### Task statement
Write out every entry exactly as given, but omit the pictures.
### Dataset extract ###
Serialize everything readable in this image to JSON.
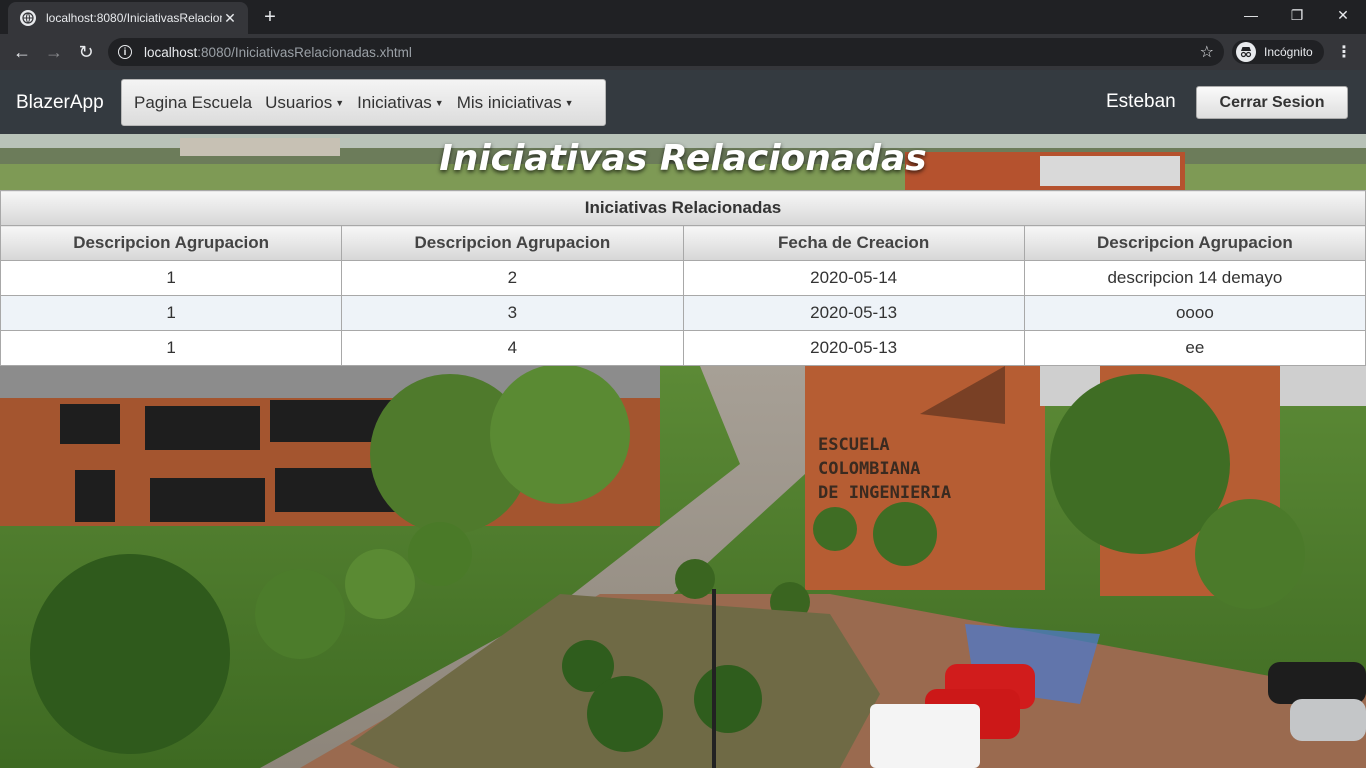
{
  "browser": {
    "tab_title": "localhost:8080/IniciativasRelacionadas.xhtml",
    "url_host": "localhost",
    "url_path": ":8080/IniciativasRelacionadas.xhtml",
    "profile_label": "Incógnito"
  },
  "navbar": {
    "brand": "BlazerApp",
    "menu": [
      {
        "label": "Pagina Escuela",
        "dropdown": false
      },
      {
        "label": "Usuarios",
        "dropdown": true
      },
      {
        "label": "Iniciativas",
        "dropdown": true
      },
      {
        "label": "Mis iniciativas",
        "dropdown": true
      }
    ],
    "user_name": "Esteban",
    "logout_label": "Cerrar Sesion"
  },
  "page": {
    "heading": "Iniciativas Relacionadas"
  },
  "table": {
    "caption": "Iniciativas Relacionadas",
    "columns": [
      "Descripcion Agrupacion",
      "Descripcion Agrupacion",
      "Fecha de Creacion",
      "Descripcion Agrupacion"
    ],
    "rows": [
      [
        "1",
        "2",
        "2020-05-14",
        "descripcion 14 demayo"
      ],
      [
        "1",
        "3",
        "2020-05-13",
        "oooo"
      ],
      [
        "1",
        "4",
        "2020-05-13",
        "ee"
      ]
    ]
  },
  "background": {
    "sign_text": [
      "ESCUELA",
      "COLOMBIANA",
      "DE INGENIERIA"
    ]
  }
}
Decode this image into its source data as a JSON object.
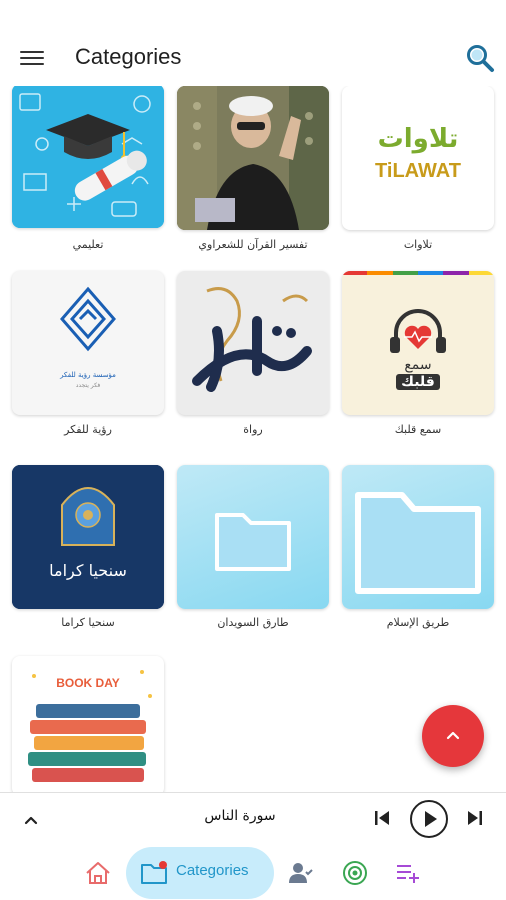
{
  "header": {
    "title": "Categories"
  },
  "categories": [
    {
      "label": "تعليمي"
    },
    {
      "label": "تفسير القرآن للشعراوي"
    },
    {
      "label": "تلاوات",
      "logo_ar": "تلاوات",
      "logo_en": "TiLAWAT"
    },
    {
      "label": "رؤية للفكر",
      "logo_text": "مؤسسة رؤية للفكر",
      "logo_sub": "فكر يتجدد"
    },
    {
      "label": "رواة"
    },
    {
      "label": "سمع قلبك",
      "logo_line1": "سمع",
      "logo_line2": "قلبك"
    },
    {
      "label": "سنحيا كراما",
      "logo_text": "سنحيا كراما"
    },
    {
      "label": "طارق السويدان"
    },
    {
      "label": "طريق الإسلام"
    },
    {
      "label": "",
      "banner": "BOOK DAY"
    }
  ],
  "player": {
    "track": "سورة الناس"
  },
  "bottom_nav": {
    "active_label": "Categories"
  },
  "colors": {
    "accent": "#2196c9",
    "fab": "#e5373b",
    "pill": "#c8ecfb",
    "folder_bg": "#a9dff4"
  }
}
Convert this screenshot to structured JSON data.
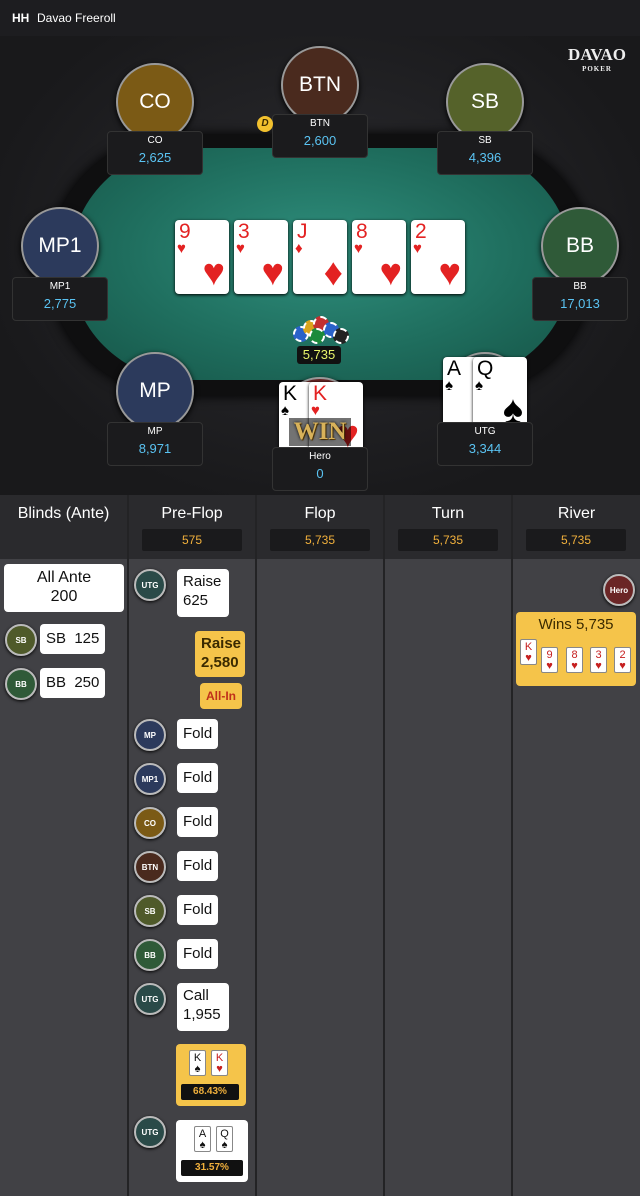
{
  "header": {
    "prefix": "HH",
    "title": "Davao Freeroll"
  },
  "logo": {
    "line1": "DAVAO",
    "line2": "POKER"
  },
  "seats": [
    {
      "id": "co",
      "label": "CO",
      "name": "CO",
      "stack": "2,625",
      "color": "#7b5a15"
    },
    {
      "id": "btn",
      "label": "BTN",
      "name": "BTN",
      "stack": "2,600",
      "color": "#4a2a1e"
    },
    {
      "id": "sb",
      "label": "SB",
      "name": "SB",
      "stack": "4,396",
      "color": "#55622a"
    },
    {
      "id": "mp1",
      "label": "MP1",
      "name": "MP1",
      "stack": "2,775",
      "color": "#2c3a5c"
    },
    {
      "id": "bb",
      "label": "BB",
      "name": "BB",
      "stack": "17,013",
      "color": "#2f5a38"
    },
    {
      "id": "mp",
      "label": "MP",
      "name": "MP",
      "stack": "8,971",
      "color": "#2c3a5c"
    },
    {
      "id": "hero",
      "label": "",
      "name": "Hero",
      "stack": "0",
      "color": "#6b2626"
    },
    {
      "id": "utg",
      "label": "",
      "name": "UTG",
      "stack": "3,344",
      "color": "#2a4a48"
    }
  ],
  "dealer_icon": "D",
  "board": [
    {
      "rank": "9",
      "suit": "♥"
    },
    {
      "rank": "3",
      "suit": "♥"
    },
    {
      "rank": "J",
      "suit": "♦"
    },
    {
      "rank": "8",
      "suit": "♥"
    },
    {
      "rank": "2",
      "suit": "♥"
    }
  ],
  "pot": "5,735",
  "hero_cards": [
    {
      "rank": "K",
      "suit": "♠",
      "black": true
    },
    {
      "rank": "K",
      "suit": "♥",
      "black": false
    }
  ],
  "utg_cards": [
    {
      "rank": "A",
      "suit": "♠",
      "black": true
    },
    {
      "rank": "Q",
      "suit": "♠",
      "black": true
    }
  ],
  "win_label": "WIN",
  "columns": [
    {
      "title": "Blinds (Ante)",
      "pot": ""
    },
    {
      "title": "Pre-Flop",
      "pot": "575"
    },
    {
      "title": "Flop",
      "pot": "5,735"
    },
    {
      "title": "Turn",
      "pot": "5,735"
    },
    {
      "title": "River",
      "pot": "5,735"
    }
  ],
  "blinds": {
    "ante_line1": "All Ante",
    "ante_line2": "200",
    "sb_chip": "SB",
    "sb_text": "SB  125",
    "bb_chip": "BB",
    "bb_text": "BB  250"
  },
  "preflop": {
    "utg_chip": "UTG",
    "raise1_line1": "Raise",
    "raise1_line2": "625",
    "raise2_line1": "Raise",
    "raise2_line2": "2,580",
    "allin": "All-In",
    "folds": [
      {
        "chip": "MP",
        "text": "Fold"
      },
      {
        "chip": "MP1",
        "text": "Fold"
      },
      {
        "chip": "CO",
        "text": "Fold"
      },
      {
        "chip": "BTN",
        "text": "Fold"
      },
      {
        "chip": "SB",
        "text": "Fold"
      },
      {
        "chip": "BB",
        "text": "Fold"
      }
    ],
    "call_chip": "UTG",
    "call_line1": "Call",
    "call_line2": "1,955",
    "hero_cards": [
      {
        "rank": "K",
        "suit": "♠"
      },
      {
        "rank": "K",
        "suit": "♥"
      }
    ],
    "hero_equity": "68.43%",
    "utg_chip2": "UTG",
    "utg_cards": [
      {
        "rank": "A",
        "suit": "♠"
      },
      {
        "rank": "Q",
        "suit": "♠"
      }
    ],
    "utg_equity": "31.57%"
  },
  "river": {
    "hero_chip": "Hero",
    "wins_text": "Wins 5,735",
    "cards": [
      {
        "rank": "K",
        "suit": "♥"
      },
      {
        "rank": "9",
        "suit": "♥"
      },
      {
        "rank": "8",
        "suit": "♥"
      },
      {
        "rank": "3",
        "suit": "♥"
      },
      {
        "rank": "2",
        "suit": "♥"
      }
    ]
  },
  "colors": {
    "stack": "#5ac3f2",
    "pot_tag": "#f1b03c",
    "gold": "#f5c44a",
    "felt": "#1f6e5e"
  }
}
###
### Result
Serialize everything readable in this image to JSON.
{
  "browser": {
    "tab_title": "localhost:8080/IniciativasRelacionadas.xhtml",
    "url_host": "localhost",
    "url_path": ":8080/IniciativasRelacionadas.xhtml",
    "profile_label": "Incógnito"
  },
  "navbar": {
    "brand": "BlazerApp",
    "menu": [
      {
        "label": "Pagina Escuela",
        "dropdown": false
      },
      {
        "label": "Usuarios",
        "dropdown": true
      },
      {
        "label": "Iniciativas",
        "dropdown": true
      },
      {
        "label": "Mis iniciativas",
        "dropdown": true
      }
    ],
    "user_name": "Esteban",
    "logout_label": "Cerrar Sesion"
  },
  "page": {
    "heading": "Iniciativas Relacionadas"
  },
  "table": {
    "caption": "Iniciativas Relacionadas",
    "columns": [
      "Descripcion Agrupacion",
      "Descripcion Agrupacion",
      "Fecha de Creacion",
      "Descripcion Agrupacion"
    ],
    "rows": [
      [
        "1",
        "2",
        "2020-05-14",
        "descripcion 14 demayo"
      ],
      [
        "1",
        "3",
        "2020-05-13",
        "oooo"
      ],
      [
        "1",
        "4",
        "2020-05-13",
        "ee"
      ]
    ]
  },
  "background": {
    "sign_text": [
      "ESCUELA",
      "COLOMBIANA",
      "DE INGENIERIA"
    ]
  }
}
Decode this image into its source data as a JSON object.
{
  "header": {
    "title": "Categories"
  },
  "categories": [
    {
      "label": "تعليمي"
    },
    {
      "label": "تفسير القرآن للشعراوي"
    },
    {
      "label": "تلاوات",
      "logo_ar": "تلاوات",
      "logo_en": "TiLAWAT"
    },
    {
      "label": "رؤية للفكر",
      "logo_text": "مؤسسة رؤية للفكر",
      "logo_sub": "فكر يتجدد"
    },
    {
      "label": "رواة"
    },
    {
      "label": "سمع قلبك",
      "logo_line1": "سمع",
      "logo_line2": "قلبك"
    },
    {
      "label": "سنحيا كراما",
      "logo_text": "سنحيا كراما"
    },
    {
      "label": "طارق السويدان"
    },
    {
      "label": "طريق الإسلام"
    },
    {
      "label": "",
      "banner": "BOOK DAY"
    }
  ],
  "player": {
    "track": "سورة الناس"
  },
  "bottom_nav": {
    "active_label": "Categories"
  },
  "colors": {
    "accent": "#2196c9",
    "fab": "#e5373b",
    "pill": "#c8ecfb",
    "folder_bg": "#a9dff4"
  }
}
Convert this screenshot to structured JSON data.
{
  "header": {
    "prefix": "HH",
    "title": "Davao Freeroll"
  },
  "logo": {
    "line1": "DAVAO",
    "line2": "POKER"
  },
  "seats": [
    {
      "id": "co",
      "label": "CO",
      "name": "CO",
      "stack": "2,625",
      "color": "#7b5a15"
    },
    {
      "id": "btn",
      "label": "BTN",
      "name": "BTN",
      "stack": "2,600",
      "color": "#4a2a1e"
    },
    {
      "id": "sb",
      "label": "SB",
      "name": "SB",
      "stack": "4,396",
      "color": "#55622a"
    },
    {
      "id": "mp1",
      "label": "MP1",
      "name": "MP1",
      "stack": "2,775",
      "color": "#2c3a5c"
    },
    {
      "id": "bb",
      "label": "BB",
      "name": "BB",
      "stack": "17,013",
      "color": "#2f5a38"
    },
    {
      "id": "mp",
      "label": "MP",
      "name": "MP",
      "stack": "8,971",
      "color": "#2c3a5c"
    },
    {
      "id": "hero",
      "label": "",
      "name": "Hero",
      "stack": "0",
      "color": "#6b2626"
    },
    {
      "id": "utg",
      "label": "",
      "name": "UTG",
      "stack": "3,344",
      "color": "#2a4a48"
    }
  ],
  "dealer_icon": "D",
  "board": [
    {
      "rank": "9",
      "suit": "♥"
    },
    {
      "rank": "3",
      "suit": "♥"
    },
    {
      "rank": "J",
      "suit": "♦"
    },
    {
      "rank": "8",
      "suit": "♥"
    },
    {
      "rank": "2",
      "suit": "♥"
    }
  ],
  "pot": "5,735",
  "hero_cards": [
    {
      "rank": "K",
      "suit": "♠",
      "black": true
    },
    {
      "rank": "K",
      "suit": "♥",
      "black": false
    }
  ],
  "utg_cards": [
    {
      "rank": "A",
      "suit": "♠",
      "black": true
    },
    {
      "rank": "Q",
      "suit": "♠",
      "black": true
    }
  ],
  "win_label": "WIN",
  "columns": [
    {
      "title": "Blinds (Ante)",
      "pot": ""
    },
    {
      "title": "Pre-Flop",
      "pot": "575"
    },
    {
      "title": "Flop",
      "pot": "5,735"
    },
    {
      "title": "Turn",
      "pot": "5,735"
    },
    {
      "title": "River",
      "pot": "5,735"
    }
  ],
  "blinds": {
    "ante_line1": "All Ante",
    "ante_line2": "200",
    "sb_chip": "SB",
    "sb_text": "SB  125",
    "bb_chip": "BB",
    "bb_text": "BB  250"
  },
  "preflop": {
    "utg_chip": "UTG",
    "raise1_line1": "Raise",
    "raise1_line2": "625",
    "raise2_line1": "Raise",
    "raise2_line2": "2,580",
    "allin": "All-In",
    "folds": [
      {
        "chip": "MP",
        "text": "Fold"
      },
      {
        "chip": "MP1",
        "text": "Fold"
      },
      {
        "chip": "CO",
        "text": "Fold"
      },
      {
        "chip": "BTN",
        "text": "Fold"
      },
      {
        "chip": "SB",
        "text": "Fold"
      },
      {
        "chip": "BB",
        "text": "Fold"
      }
    ],
    "call_chip": "UTG",
    "call_line1": "Call",
    "call_line2": "1,955",
    "hero_cards": [
      {
        "rank": "K",
        "suit": "♠"
      },
      {
        "rank": "K",
        "suit": "♥"
      }
    ],
    "hero_equity": "68.43%",
    "utg_chip2": "UTG",
    "utg_cards": [
      {
        "rank": "A",
        "suit": "♠"
      },
      {
        "rank": "Q",
        "suit": "♠"
      }
    ],
    "utg_equity": "31.57%"
  },
  "river": {
    "hero_chip": "Hero",
    "wins_text": "Wins 5,735",
    "cards": [
      {
        "rank": "K",
        "suit": "♥"
      },
      {
        "rank": "9",
        "suit": "♥"
      },
      {
        "rank": "8",
        "suit": "♥"
      },
      {
        "rank": "3",
        "suit": "♥"
      },
      {
        "rank": "2",
        "suit": "♥"
      }
    ]
  },
  "colors": {
    "stack": "#5ac3f2",
    "pot_tag": "#f1b03c",
    "gold": "#f5c44a",
    "felt": "#1f6e5e"
  }
}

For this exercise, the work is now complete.